■ DIRECTIVE:
Work through the material below and count the lines holding the word "search"; give that count and nothing more.

■ SUPPLIED INFORMATION:
┏━━
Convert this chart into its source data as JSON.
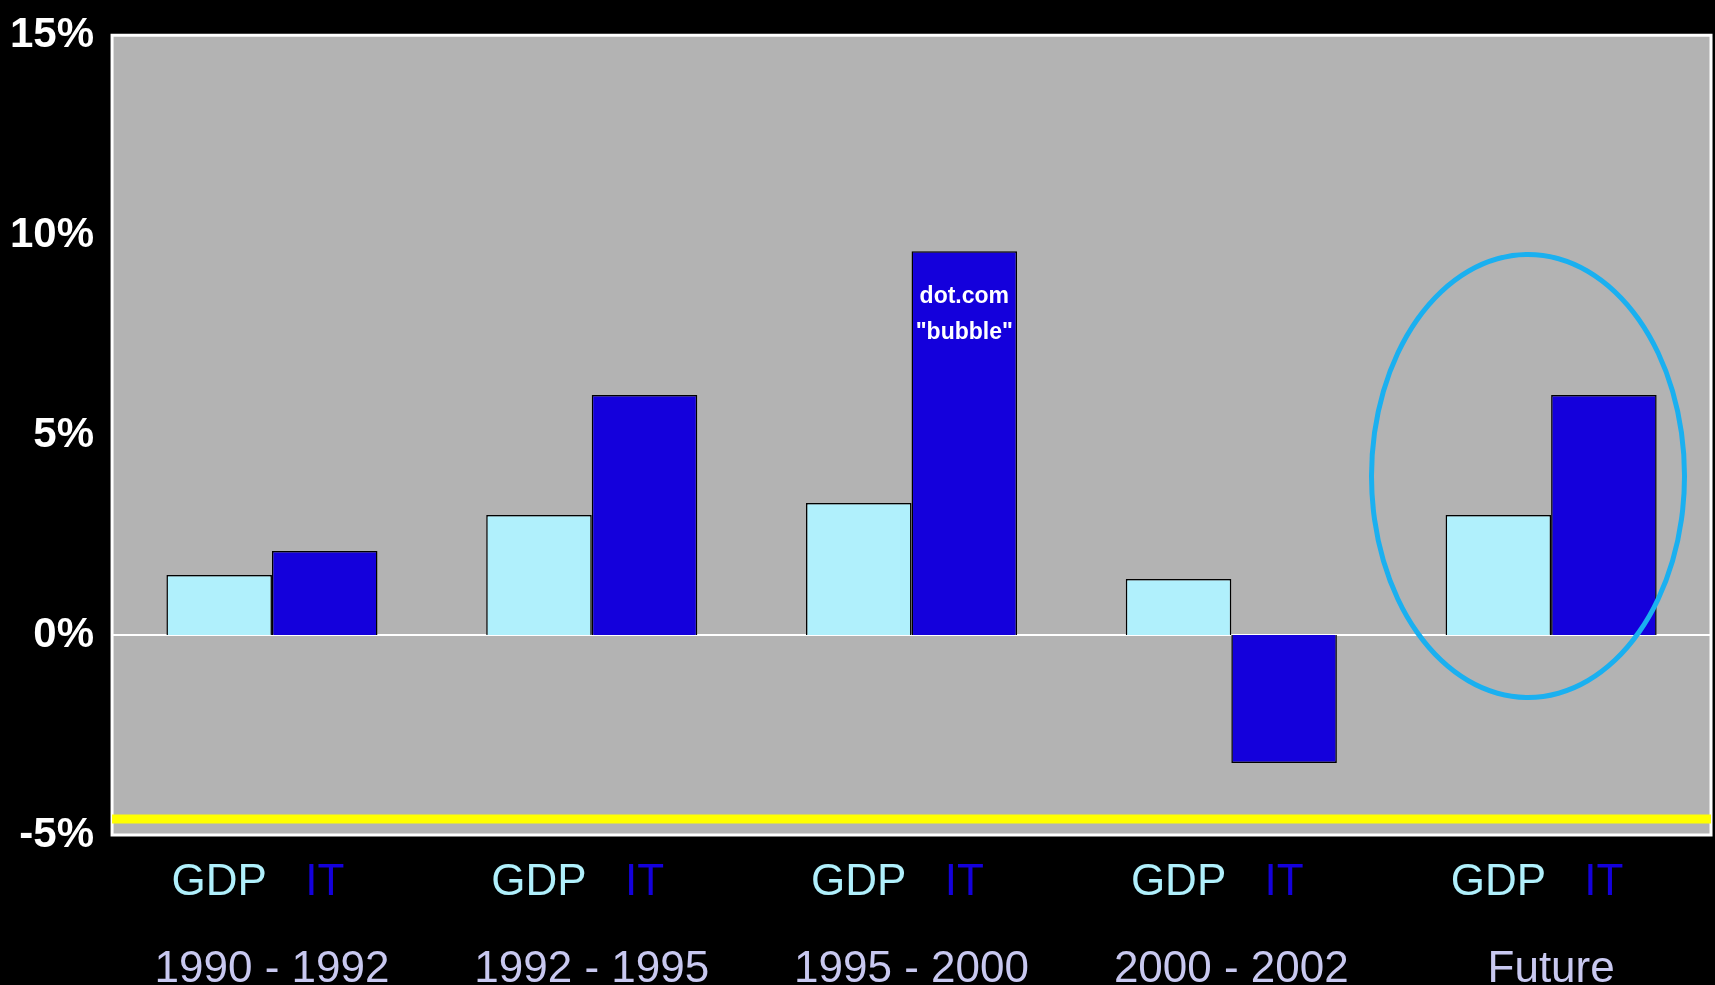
{
  "chart_data": {
    "type": "bar",
    "categories": [
      "1990 - 1992",
      "1992 - 1995",
      "1995 - 2000",
      "2000 - 2002",
      "Future"
    ],
    "series": [
      {
        "name": "GDP",
        "color": "#b0f0fc",
        "values": [
          1.5,
          3.0,
          3.3,
          1.4,
          3.0
        ]
      },
      {
        "name": "IT",
        "color": "#1400dc",
        "values": [
          2.1,
          6.0,
          9.6,
          -3.2,
          6.0
        ]
      }
    ],
    "ylim": [
      -5,
      15
    ],
    "yticks": [
      {
        "value": -5,
        "label": "-5%"
      },
      {
        "value": 0,
        "label": "0%"
      },
      {
        "value": 5,
        "label": "5%"
      },
      {
        "value": 10,
        "label": "10%"
      },
      {
        "value": 15,
        "label": "15%"
      }
    ],
    "annotations": [
      {
        "text": "dot.com\n\"bubble\"",
        "x": "1995 - 2000",
        "y": 8
      }
    ],
    "ref_lines": [
      {
        "axis": "y",
        "value": -4.6,
        "color": "#ffff00"
      }
    ]
  }
}
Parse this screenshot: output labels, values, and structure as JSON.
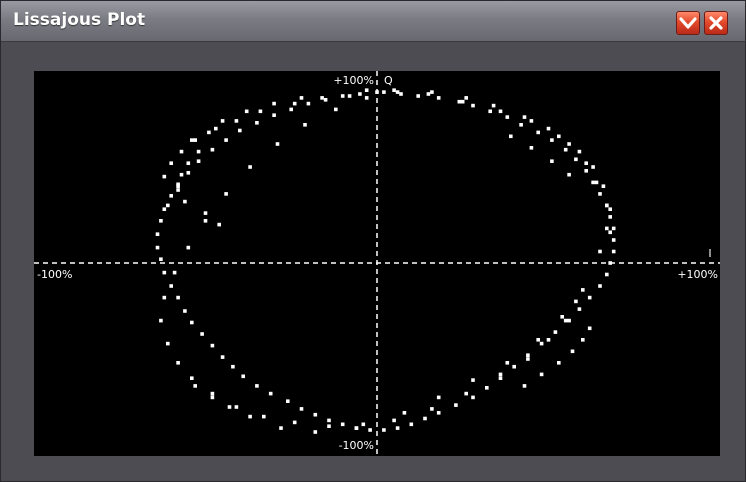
{
  "window": {
    "title": "Lissajous Plot",
    "minimize_icon": "chevron-down-icon",
    "close_icon": "close-icon",
    "accent_color": "#e34a2c"
  },
  "chart_data": {
    "type": "scatter",
    "title": "",
    "xlabel": "I",
    "ylabel": "Q",
    "xlim": [
      -100,
      100
    ],
    "ylim": [
      -100,
      100
    ],
    "x_tick_labels": [
      "-100%",
      "+100%"
    ],
    "y_tick_labels": [
      "-100%",
      "+100%"
    ],
    "grid": false,
    "axes_style": "dashed crosshair",
    "background": "#000000",
    "point_color": "#ffffff",
    "series": [
      {
        "x": [
          2,
          -3,
          7,
          12,
          18,
          24,
          28,
          33,
          38,
          42,
          47,
          51,
          55,
          58,
          61,
          63,
          65,
          67,
          68,
          69,
          69,
          69,
          68,
          67,
          65,
          62,
          59,
          56,
          52,
          48,
          44,
          40,
          36,
          32,
          28,
          23,
          18,
          14,
          10,
          6,
          2,
          -2,
          -6,
          -10,
          -14,
          -18,
          -22,
          -26,
          -31,
          -35,
          -39,
          -42,
          -45,
          -48,
          -51,
          -54,
          -56,
          -58,
          -60,
          -62,
          -63,
          -64,
          -64,
          -63,
          -62,
          -60,
          -58,
          -55,
          -52,
          -48,
          -44,
          -40,
          -35,
          -30,
          -25,
          -20,
          -15,
          -10,
          -5,
          0,
          5,
          -8,
          -16,
          -24,
          -34,
          -41,
          -47,
          -53,
          -57,
          -60,
          -62,
          15,
          25,
          36,
          45,
          53,
          59,
          63,
          66,
          68,
          67,
          65,
          60,
          54,
          47,
          38,
          28,
          18,
          8,
          -4,
          -14,
          -24,
          -33,
          -41,
          -48,
          -54,
          -58,
          -61,
          -63,
          -62,
          -59,
          -55,
          -50,
          -44,
          -37,
          -29,
          -21,
          -12,
          -3,
          6,
          16,
          26,
          34,
          43,
          50,
          56,
          61,
          64,
          67,
          68,
          -52,
          -55,
          -57,
          -58,
          -56,
          -50,
          -46,
          -58,
          -61,
          -54,
          -49,
          43,
          48,
          53,
          57,
          60,
          62,
          39,
          45,
          51,
          56,
          -45,
          -38,
          -30,
          -22,
          58,
          55,
          50,
          44,
          36,
          26,
          16,
          5,
          -6,
          -18,
          -28,
          -37,
          -43,
          -48,
          -53
        ],
        "y": [
          89,
          90,
          88,
          87,
          86,
          84,
          82,
          79,
          76,
          72,
          68,
          64,
          59,
          54,
          48,
          42,
          36,
          30,
          24,
          18,
          12,
          6,
          0,
          -6,
          -12,
          -18,
          -24,
          -30,
          -36,
          -42,
          -48,
          -54,
          -60,
          -65,
          -70,
          -74,
          -78,
          -81,
          -84,
          -86,
          -87,
          -87,
          -86,
          -84,
          -82,
          -79,
          -76,
          -72,
          -68,
          -64,
          -59,
          -54,
          -49,
          -43,
          -37,
          -31,
          -25,
          -18,
          -12,
          -5,
          2,
          8,
          15,
          22,
          28,
          35,
          41,
          47,
          53,
          59,
          64,
          69,
          73,
          77,
          80,
          83,
          85,
          87,
          88,
          89,
          90,
          87,
          86,
          83,
          79,
          74,
          70,
          64,
          58,
          52,
          45,
          88,
          84,
          79,
          74,
          66,
          58,
          50,
          40,
          28,
          18,
          6,
          -14,
          -28,
          -40,
          -52,
          -61,
          -70,
          -78,
          -84,
          -85,
          -83,
          -80,
          -75,
          -68,
          -60,
          -52,
          -42,
          -30,
          -18,
          -5,
          8,
          22,
          36,
          50,
          62,
          72,
          80,
          86,
          89,
          89,
          86,
          82,
          76,
          70,
          62,
          52,
          42,
          30,
          16,
          58,
          52,
          46,
          40,
          32,
          26,
          20,
          38,
          30,
          64,
          68,
          -64,
          -58,
          -52,
          -46,
          -40,
          -34,
          66,
          60,
          53,
          46,
          74,
          79,
          83,
          86,
          -20,
          -30,
          -40,
          -50,
          -58,
          -68,
          -76,
          -82,
          -86,
          -88,
          -86,
          -80,
          -75,
          -70,
          -64
        ]
      }
    ]
  }
}
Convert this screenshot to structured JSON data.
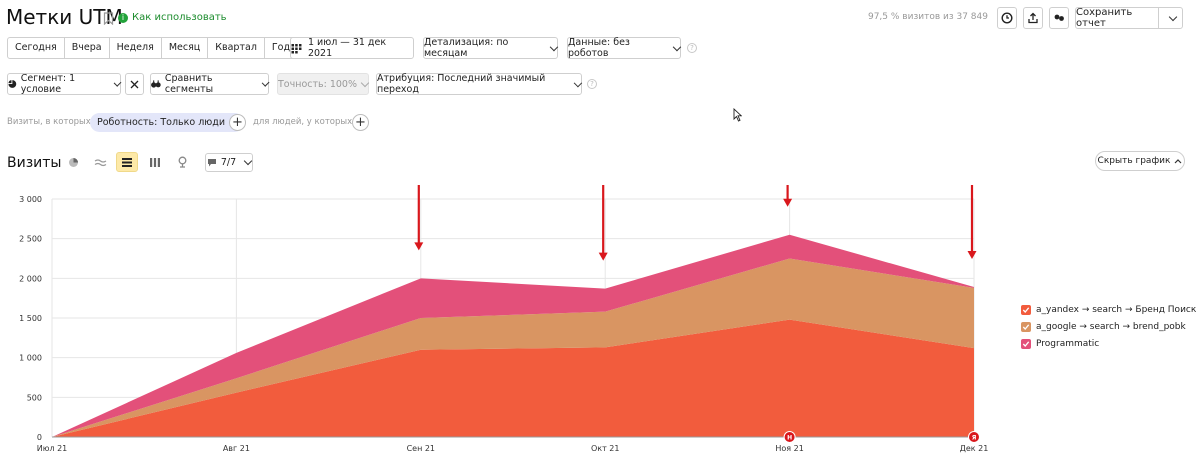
{
  "header": {
    "title": "Метки UTM",
    "howto_label": "Как использовать",
    "visits_share": "97,5 % визитов из 37 849",
    "save_report_label": "Сохранить отчет"
  },
  "period_tabs": [
    "Сегодня",
    "Вчера",
    "Неделя",
    "Месяц",
    "Квартал",
    "Год"
  ],
  "date_range": "1 июл — 31 дек 2021",
  "detail_dropdown": "Детализация: по месяцам",
  "data_dropdown": "Данные: без роботов",
  "segment_bar": {
    "segment_label": "Сегмент: 1 условие",
    "compare_label": "Сравнить сегменты",
    "accuracy_label": "Точность: 100%",
    "attribution_label": "Атрибуция: Последний значимый переход"
  },
  "filter_row": {
    "prefix": "Визиты, в которых",
    "filter_chip": "Роботность: Только люди",
    "people_prefix": "для людей, у которых"
  },
  "chart_header": {
    "title": "Визиты",
    "series_count": "7/7",
    "hide_chart_label": "Скрыть график"
  },
  "colors": {
    "series1": "#f25c3d",
    "series2": "#d99562",
    "series3": "#e3507a",
    "arrow": "#d9171c",
    "accent": "#22a33a"
  },
  "chart_data": {
    "type": "area",
    "stacked": true,
    "x": [
      "Июл 21",
      "Авг 21",
      "Сен 21",
      "Окт 21",
      "Ноя 21",
      "Дек 21"
    ],
    "series": [
      {
        "name": "a_yandex → search → Бренд Поиск",
        "color": "#f25c3d",
        "values": [
          0,
          560,
          1100,
          1130,
          1480,
          1120
        ]
      },
      {
        "name": "a_google → search → brend_pobk",
        "color": "#d99562",
        "values": [
          0,
          180,
          400,
          450,
          770,
          760
        ]
      },
      {
        "name": "Programmatic",
        "color": "#e3507a",
        "values": [
          0,
          320,
          500,
          290,
          300,
          10
        ]
      }
    ],
    "y_ticks": [
      0,
      500,
      1000,
      1500,
      2000,
      2500,
      3000
    ],
    "y_tick_labels": [
      "0",
      "500",
      "1 000",
      "1 500",
      "2 000",
      "2 500",
      "3 000"
    ],
    "ylim": [
      0,
      3000
    ],
    "grid": true,
    "legend_position": "right",
    "annotations": {
      "markers": [
        {
          "x": "Ноя 21",
          "label": "Н"
        },
        {
          "x": "Дек 21",
          "label": "Я"
        }
      ],
      "arrows_at": [
        "Сен 21",
        "Окт 21",
        "Ноя 21",
        "Дек 21"
      ]
    }
  }
}
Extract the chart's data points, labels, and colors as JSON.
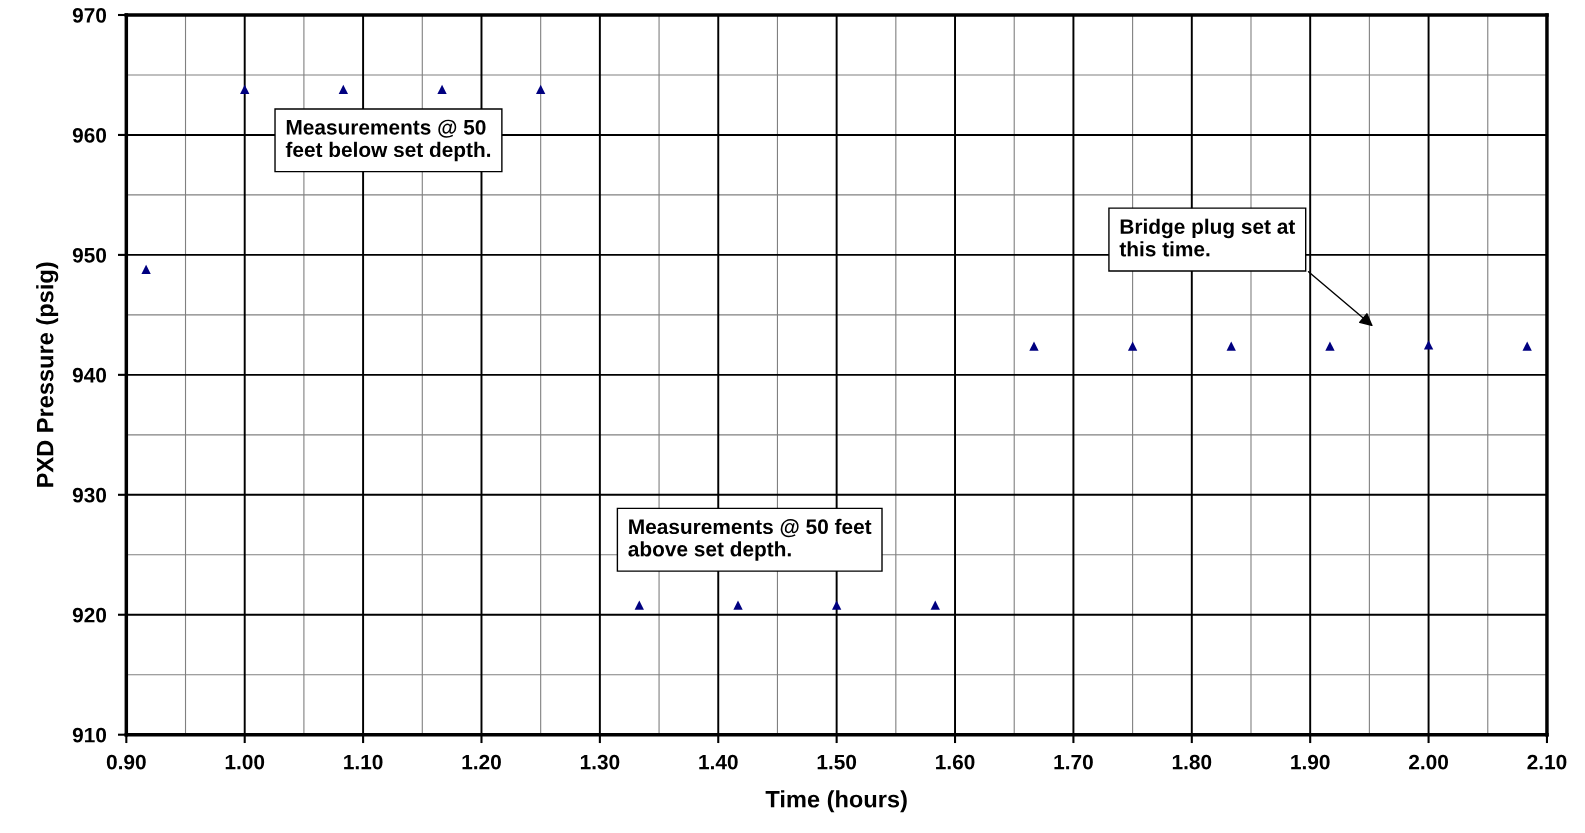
{
  "chart_data": {
    "type": "scatter",
    "xlabel": "Time (hours)",
    "ylabel": "PXD Pressure (psig)",
    "x": [
      0.9167,
      1.0,
      1.0833,
      1.1667,
      1.25,
      1.3333,
      1.4167,
      1.5,
      1.5833,
      1.6667,
      1.75,
      1.8333,
      1.9167,
      2.0,
      2.0833
    ],
    "series": [
      {
        "color": "#000080",
        "values": [
          948.8,
          963.8,
          963.8,
          963.8,
          963.8,
          920.8,
          920.8,
          920.8,
          920.8,
          942.4,
          942.4,
          942.4,
          942.4,
          942.5,
          942.4
        ]
      }
    ],
    "marker": "triangle",
    "grid": true,
    "legend": false,
    "xlim": [
      0.9,
      2.1
    ],
    "xticks": [
      {
        "value": 0.9,
        "label": "0.90"
      },
      {
        "value": 1.0,
        "label": "1.00"
      },
      {
        "value": 1.1,
        "label": "1.10"
      },
      {
        "value": 1.2,
        "label": "1.20"
      },
      {
        "value": 1.3,
        "label": "1.30"
      },
      {
        "value": 1.4,
        "label": "1.40"
      },
      {
        "value": 1.5,
        "label": "1.50"
      },
      {
        "value": 1.6,
        "label": "1.60"
      },
      {
        "value": 1.7,
        "label": "1.70"
      },
      {
        "value": 1.8,
        "label": "1.80"
      },
      {
        "value": 1.9,
        "label": "1.90"
      },
      {
        "value": 2.0,
        "label": "2.00"
      },
      {
        "value": 2.1,
        "label": "2.10"
      }
    ],
    "ylim": [
      910,
      970
    ],
    "yticks": [
      910,
      920,
      930,
      940,
      950,
      960,
      970
    ],
    "annotations": [
      "Measurements @ 50\nfeet below set depth.",
      "Measurements @ 50 feet\nabove set depth.",
      "Bridge plug set at\nthis time."
    ]
  }
}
┗━━
■ EXERCISE RESPONSE:
2